In the records that follow, show each line where the word "name" is present.

(Stored entries)
========================================================================

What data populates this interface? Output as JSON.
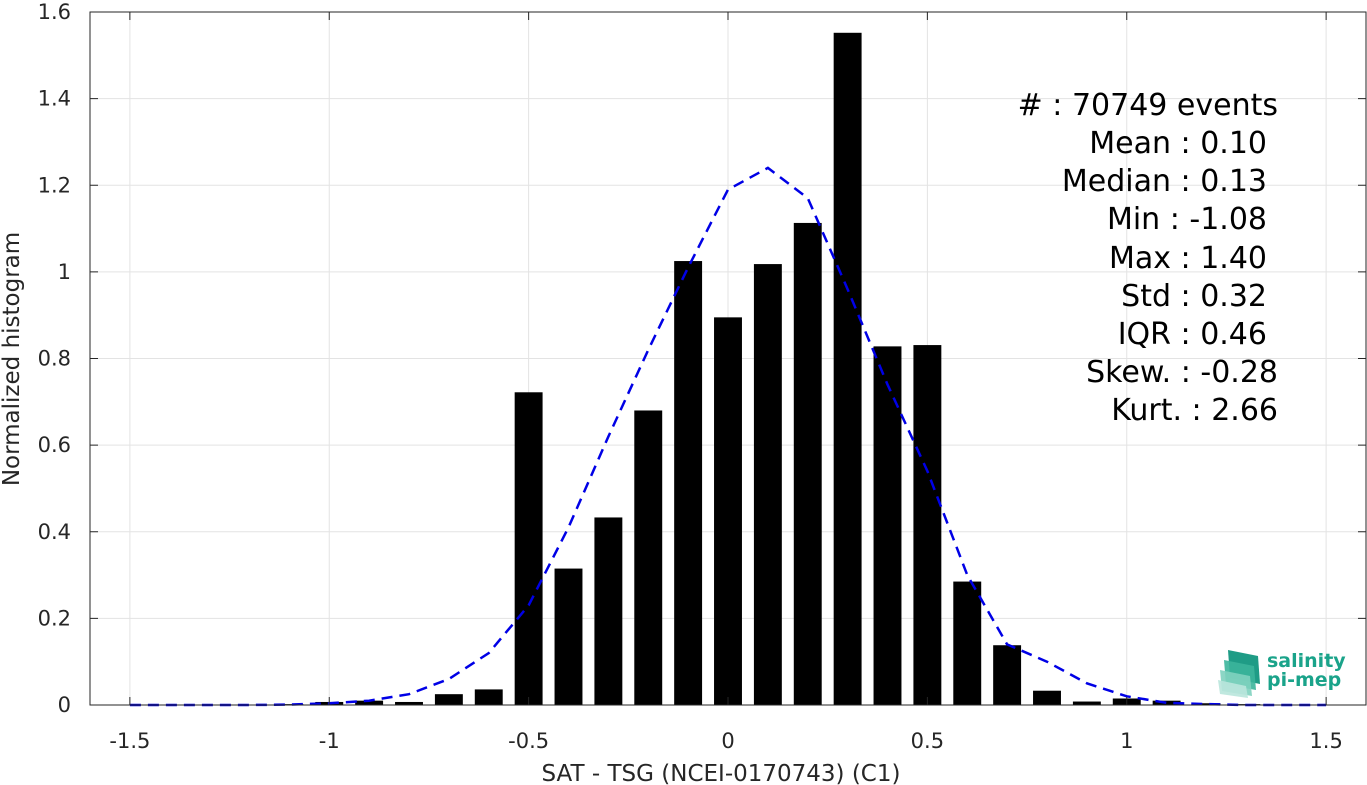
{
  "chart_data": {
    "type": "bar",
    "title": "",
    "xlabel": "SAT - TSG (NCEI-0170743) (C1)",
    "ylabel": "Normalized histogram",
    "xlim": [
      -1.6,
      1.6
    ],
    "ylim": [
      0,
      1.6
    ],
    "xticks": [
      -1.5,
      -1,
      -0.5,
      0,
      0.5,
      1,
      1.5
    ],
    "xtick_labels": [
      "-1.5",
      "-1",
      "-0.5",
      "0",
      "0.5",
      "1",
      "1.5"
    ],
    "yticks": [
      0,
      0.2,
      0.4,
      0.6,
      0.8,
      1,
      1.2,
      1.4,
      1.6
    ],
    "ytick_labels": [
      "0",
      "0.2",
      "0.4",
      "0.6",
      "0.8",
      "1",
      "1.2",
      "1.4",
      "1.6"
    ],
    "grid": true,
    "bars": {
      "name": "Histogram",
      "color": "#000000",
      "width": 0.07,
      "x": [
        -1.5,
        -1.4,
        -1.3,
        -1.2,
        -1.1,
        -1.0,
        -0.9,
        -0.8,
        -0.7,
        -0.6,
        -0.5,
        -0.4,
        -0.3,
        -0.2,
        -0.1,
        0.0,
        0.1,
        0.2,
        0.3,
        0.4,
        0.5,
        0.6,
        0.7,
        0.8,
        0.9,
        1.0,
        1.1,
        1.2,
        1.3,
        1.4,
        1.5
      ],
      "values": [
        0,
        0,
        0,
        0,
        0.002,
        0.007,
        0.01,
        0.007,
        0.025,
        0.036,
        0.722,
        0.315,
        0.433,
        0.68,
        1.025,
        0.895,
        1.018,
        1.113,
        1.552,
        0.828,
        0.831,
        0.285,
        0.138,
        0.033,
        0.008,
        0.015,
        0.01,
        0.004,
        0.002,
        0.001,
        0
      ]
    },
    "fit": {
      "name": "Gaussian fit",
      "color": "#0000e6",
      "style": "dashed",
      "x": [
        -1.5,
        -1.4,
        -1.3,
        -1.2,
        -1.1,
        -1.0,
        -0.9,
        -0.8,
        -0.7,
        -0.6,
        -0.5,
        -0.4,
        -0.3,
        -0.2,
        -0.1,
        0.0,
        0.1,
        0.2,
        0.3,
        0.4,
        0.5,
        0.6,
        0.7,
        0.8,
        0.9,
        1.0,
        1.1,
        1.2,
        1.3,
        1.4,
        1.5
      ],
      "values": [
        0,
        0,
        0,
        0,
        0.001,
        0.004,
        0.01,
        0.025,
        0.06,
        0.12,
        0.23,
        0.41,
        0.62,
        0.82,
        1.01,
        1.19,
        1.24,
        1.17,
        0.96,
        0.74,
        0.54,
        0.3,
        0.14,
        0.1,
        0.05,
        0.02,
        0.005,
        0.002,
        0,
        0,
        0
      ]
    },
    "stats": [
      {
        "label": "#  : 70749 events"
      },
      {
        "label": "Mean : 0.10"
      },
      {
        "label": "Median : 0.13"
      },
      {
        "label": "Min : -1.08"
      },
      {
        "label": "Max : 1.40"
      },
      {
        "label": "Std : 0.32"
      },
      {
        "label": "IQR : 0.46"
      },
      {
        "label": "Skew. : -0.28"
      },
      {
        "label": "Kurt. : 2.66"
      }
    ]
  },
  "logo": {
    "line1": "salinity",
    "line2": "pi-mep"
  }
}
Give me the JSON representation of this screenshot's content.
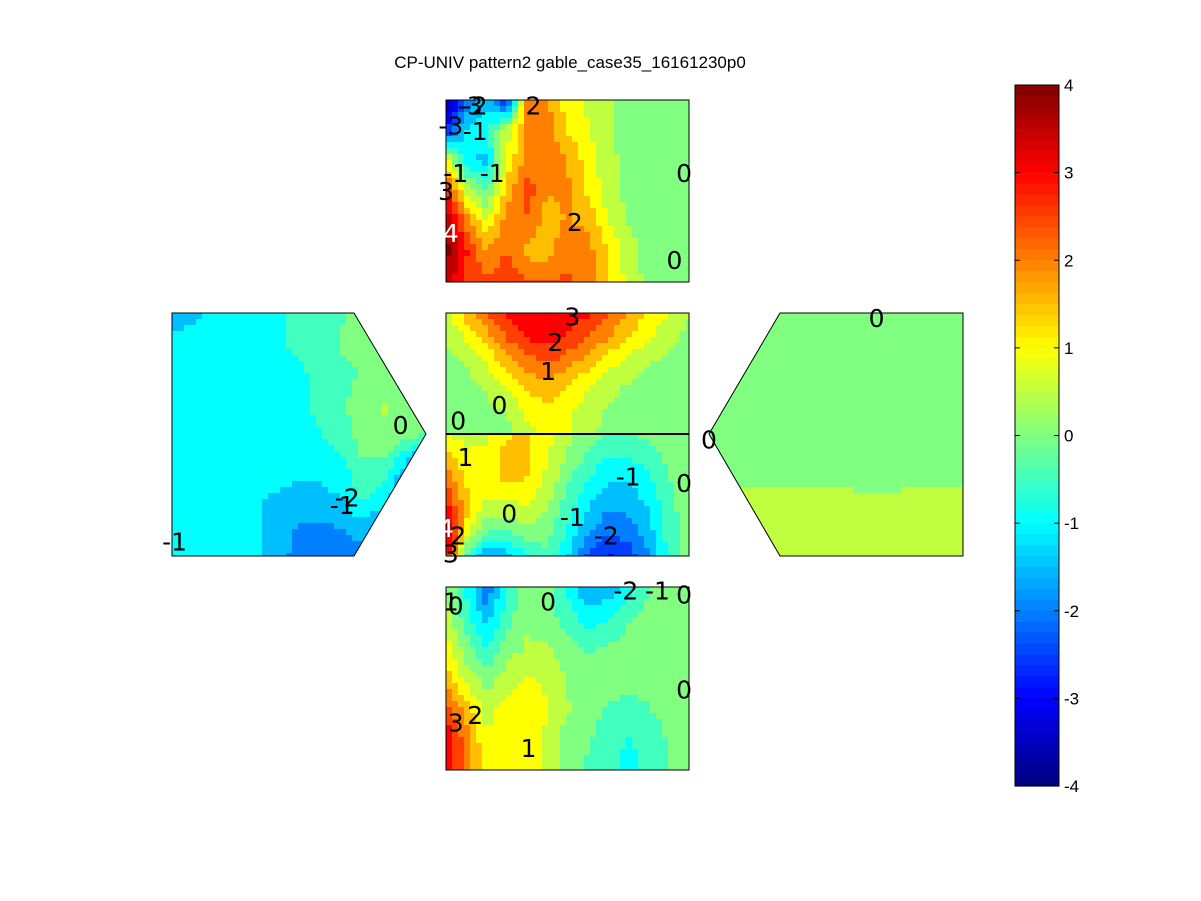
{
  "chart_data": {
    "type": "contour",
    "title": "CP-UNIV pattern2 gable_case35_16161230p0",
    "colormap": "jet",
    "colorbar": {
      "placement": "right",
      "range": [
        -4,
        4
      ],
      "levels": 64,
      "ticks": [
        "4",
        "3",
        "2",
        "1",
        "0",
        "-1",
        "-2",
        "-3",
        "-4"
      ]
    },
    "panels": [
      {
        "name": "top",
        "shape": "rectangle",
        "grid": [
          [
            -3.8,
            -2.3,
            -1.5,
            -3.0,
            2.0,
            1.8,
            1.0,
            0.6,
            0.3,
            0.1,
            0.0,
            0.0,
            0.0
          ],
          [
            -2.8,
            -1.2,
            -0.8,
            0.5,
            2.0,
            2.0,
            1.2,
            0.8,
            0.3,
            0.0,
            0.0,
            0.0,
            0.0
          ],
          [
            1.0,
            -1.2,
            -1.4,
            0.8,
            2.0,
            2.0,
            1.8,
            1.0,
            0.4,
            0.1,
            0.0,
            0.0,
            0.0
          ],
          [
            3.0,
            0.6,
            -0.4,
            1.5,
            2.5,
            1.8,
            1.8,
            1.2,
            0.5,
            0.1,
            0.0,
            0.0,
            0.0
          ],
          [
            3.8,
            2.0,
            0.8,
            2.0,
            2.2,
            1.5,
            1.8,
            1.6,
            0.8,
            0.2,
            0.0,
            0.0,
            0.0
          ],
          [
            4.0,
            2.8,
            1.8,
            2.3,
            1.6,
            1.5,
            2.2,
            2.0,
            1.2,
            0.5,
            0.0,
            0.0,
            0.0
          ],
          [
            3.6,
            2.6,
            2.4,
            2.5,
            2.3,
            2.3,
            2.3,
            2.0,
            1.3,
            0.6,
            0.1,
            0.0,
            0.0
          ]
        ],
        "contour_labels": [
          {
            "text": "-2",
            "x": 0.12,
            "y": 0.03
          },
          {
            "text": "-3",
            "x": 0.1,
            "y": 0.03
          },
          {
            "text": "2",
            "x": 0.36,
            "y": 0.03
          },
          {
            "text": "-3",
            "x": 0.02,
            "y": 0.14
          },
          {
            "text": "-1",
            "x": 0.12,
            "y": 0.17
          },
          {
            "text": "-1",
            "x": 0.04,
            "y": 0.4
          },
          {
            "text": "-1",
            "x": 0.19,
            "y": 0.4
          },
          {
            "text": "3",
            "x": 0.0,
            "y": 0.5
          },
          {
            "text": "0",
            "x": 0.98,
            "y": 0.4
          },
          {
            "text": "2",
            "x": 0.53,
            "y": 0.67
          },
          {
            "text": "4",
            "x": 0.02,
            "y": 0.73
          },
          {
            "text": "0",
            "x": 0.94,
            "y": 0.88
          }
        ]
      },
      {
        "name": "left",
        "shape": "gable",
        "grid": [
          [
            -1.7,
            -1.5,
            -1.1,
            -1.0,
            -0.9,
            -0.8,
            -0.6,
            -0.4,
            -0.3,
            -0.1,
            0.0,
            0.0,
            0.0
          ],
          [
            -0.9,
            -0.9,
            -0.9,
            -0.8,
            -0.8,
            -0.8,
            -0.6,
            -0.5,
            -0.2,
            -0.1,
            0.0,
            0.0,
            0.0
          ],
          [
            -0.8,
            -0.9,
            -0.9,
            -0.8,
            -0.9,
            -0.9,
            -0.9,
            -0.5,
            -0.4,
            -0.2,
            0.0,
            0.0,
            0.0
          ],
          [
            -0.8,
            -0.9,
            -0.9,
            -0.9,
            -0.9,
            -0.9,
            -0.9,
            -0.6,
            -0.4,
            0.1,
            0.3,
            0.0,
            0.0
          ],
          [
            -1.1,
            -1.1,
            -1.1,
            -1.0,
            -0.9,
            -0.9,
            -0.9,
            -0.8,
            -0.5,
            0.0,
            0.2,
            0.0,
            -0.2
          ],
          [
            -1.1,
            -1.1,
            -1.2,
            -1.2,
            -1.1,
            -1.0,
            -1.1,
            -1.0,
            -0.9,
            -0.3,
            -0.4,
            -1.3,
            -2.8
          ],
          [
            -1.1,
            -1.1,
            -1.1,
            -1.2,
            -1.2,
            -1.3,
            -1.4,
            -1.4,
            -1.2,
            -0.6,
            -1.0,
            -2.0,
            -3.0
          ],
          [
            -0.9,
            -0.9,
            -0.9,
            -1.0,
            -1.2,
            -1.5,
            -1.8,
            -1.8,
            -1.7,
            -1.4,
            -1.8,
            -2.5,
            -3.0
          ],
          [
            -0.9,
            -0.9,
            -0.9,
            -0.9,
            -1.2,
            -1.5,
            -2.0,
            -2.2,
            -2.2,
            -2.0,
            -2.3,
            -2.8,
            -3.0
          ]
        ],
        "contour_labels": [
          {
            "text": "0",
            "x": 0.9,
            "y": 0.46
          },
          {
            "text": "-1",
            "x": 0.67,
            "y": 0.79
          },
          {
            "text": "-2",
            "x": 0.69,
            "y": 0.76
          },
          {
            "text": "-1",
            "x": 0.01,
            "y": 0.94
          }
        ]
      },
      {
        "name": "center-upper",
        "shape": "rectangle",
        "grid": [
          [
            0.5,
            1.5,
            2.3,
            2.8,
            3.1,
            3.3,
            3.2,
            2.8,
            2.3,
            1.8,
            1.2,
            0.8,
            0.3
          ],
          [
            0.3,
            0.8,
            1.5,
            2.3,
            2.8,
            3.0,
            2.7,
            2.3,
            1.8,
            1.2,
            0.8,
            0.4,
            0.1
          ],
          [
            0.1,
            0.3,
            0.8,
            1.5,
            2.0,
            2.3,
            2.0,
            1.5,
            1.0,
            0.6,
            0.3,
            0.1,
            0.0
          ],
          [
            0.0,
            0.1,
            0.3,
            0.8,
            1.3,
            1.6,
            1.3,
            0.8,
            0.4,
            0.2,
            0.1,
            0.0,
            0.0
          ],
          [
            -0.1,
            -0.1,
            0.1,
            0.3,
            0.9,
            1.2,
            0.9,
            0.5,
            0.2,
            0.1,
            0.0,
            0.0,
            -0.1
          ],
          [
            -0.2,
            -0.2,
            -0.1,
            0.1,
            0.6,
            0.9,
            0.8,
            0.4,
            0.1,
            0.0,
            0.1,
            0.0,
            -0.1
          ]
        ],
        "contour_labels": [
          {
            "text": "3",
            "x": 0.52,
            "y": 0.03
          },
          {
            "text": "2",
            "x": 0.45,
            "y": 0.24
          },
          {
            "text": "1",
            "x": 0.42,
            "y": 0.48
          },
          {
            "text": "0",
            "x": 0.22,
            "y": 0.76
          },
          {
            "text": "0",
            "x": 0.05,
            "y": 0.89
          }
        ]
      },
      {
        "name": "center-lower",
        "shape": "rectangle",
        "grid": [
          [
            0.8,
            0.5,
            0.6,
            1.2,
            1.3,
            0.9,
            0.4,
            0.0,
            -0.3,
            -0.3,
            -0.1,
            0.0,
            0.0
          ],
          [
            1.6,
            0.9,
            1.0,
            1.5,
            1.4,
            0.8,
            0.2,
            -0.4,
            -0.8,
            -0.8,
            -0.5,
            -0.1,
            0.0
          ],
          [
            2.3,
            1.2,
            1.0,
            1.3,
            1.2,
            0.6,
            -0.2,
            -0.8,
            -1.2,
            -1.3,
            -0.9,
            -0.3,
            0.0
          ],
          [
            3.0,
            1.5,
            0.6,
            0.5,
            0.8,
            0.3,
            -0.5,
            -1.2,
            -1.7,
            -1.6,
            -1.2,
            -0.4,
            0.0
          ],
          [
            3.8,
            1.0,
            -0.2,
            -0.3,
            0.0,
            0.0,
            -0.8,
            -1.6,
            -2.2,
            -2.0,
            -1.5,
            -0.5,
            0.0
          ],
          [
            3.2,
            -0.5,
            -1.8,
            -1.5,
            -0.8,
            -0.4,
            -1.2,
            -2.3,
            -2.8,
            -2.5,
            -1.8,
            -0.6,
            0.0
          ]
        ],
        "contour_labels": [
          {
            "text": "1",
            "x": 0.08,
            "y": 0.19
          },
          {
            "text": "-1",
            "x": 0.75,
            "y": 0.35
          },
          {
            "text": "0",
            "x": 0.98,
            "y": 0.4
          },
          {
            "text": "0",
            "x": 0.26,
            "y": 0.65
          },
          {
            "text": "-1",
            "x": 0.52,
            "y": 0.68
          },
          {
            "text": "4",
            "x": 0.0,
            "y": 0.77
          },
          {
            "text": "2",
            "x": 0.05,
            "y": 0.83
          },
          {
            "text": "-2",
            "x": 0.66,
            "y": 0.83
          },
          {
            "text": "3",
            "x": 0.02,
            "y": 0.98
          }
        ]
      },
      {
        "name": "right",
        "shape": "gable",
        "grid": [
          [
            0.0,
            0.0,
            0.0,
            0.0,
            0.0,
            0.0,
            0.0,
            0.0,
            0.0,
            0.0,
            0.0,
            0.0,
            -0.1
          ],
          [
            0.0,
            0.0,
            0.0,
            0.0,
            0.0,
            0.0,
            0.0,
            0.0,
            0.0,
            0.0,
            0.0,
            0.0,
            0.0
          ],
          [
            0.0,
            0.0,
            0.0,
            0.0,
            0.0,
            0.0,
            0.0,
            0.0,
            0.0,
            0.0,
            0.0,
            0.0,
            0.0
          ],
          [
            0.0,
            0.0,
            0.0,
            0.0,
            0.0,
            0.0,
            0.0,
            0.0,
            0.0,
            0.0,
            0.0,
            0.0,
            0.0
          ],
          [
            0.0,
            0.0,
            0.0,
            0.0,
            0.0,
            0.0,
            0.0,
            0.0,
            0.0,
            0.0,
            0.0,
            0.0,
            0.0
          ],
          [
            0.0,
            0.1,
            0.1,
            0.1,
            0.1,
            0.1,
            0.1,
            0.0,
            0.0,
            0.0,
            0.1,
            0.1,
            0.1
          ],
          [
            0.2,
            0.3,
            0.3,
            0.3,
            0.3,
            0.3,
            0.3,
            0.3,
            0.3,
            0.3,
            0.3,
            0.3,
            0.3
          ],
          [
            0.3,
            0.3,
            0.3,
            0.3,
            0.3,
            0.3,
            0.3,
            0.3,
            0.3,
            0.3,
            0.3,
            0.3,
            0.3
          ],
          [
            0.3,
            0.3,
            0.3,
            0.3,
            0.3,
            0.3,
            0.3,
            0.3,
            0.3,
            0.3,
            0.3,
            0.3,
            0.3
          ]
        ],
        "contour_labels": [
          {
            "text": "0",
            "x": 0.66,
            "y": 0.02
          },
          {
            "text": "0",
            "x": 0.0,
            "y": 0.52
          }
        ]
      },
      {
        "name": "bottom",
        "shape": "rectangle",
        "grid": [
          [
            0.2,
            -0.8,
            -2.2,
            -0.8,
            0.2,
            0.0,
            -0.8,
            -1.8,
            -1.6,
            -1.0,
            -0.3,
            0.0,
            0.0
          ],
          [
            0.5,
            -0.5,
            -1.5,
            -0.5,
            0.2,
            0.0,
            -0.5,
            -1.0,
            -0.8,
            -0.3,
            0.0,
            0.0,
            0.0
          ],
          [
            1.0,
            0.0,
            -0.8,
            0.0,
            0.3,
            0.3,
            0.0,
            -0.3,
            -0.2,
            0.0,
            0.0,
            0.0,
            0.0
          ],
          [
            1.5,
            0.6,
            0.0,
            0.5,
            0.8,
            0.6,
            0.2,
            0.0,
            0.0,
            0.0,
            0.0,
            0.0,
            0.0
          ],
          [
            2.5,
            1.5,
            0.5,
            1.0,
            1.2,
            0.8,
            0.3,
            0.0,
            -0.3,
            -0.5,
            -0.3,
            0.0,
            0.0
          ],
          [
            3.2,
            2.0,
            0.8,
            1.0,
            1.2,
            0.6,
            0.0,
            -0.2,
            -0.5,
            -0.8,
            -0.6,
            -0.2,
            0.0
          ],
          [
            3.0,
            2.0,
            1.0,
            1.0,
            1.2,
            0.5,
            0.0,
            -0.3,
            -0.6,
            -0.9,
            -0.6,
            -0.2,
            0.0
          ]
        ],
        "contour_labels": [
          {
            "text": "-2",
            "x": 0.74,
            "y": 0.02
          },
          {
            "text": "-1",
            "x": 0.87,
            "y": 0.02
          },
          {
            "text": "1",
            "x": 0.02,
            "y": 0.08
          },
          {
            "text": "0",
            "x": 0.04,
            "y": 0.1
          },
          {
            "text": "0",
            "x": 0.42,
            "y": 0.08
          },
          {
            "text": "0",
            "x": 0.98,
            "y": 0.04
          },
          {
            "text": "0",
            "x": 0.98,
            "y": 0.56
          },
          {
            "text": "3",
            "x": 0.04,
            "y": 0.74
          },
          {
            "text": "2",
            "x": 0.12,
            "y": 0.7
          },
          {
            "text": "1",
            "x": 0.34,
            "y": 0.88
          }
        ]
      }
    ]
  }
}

========================================================================

TASK RESULT »
      "name": "Histogram",
      "name": "Gaussian fit",
        "name": "top",
        "name": "left",
        "name": "center-upper",
        "name": "center-lower",
        "name": "right",
        "name": "bottom",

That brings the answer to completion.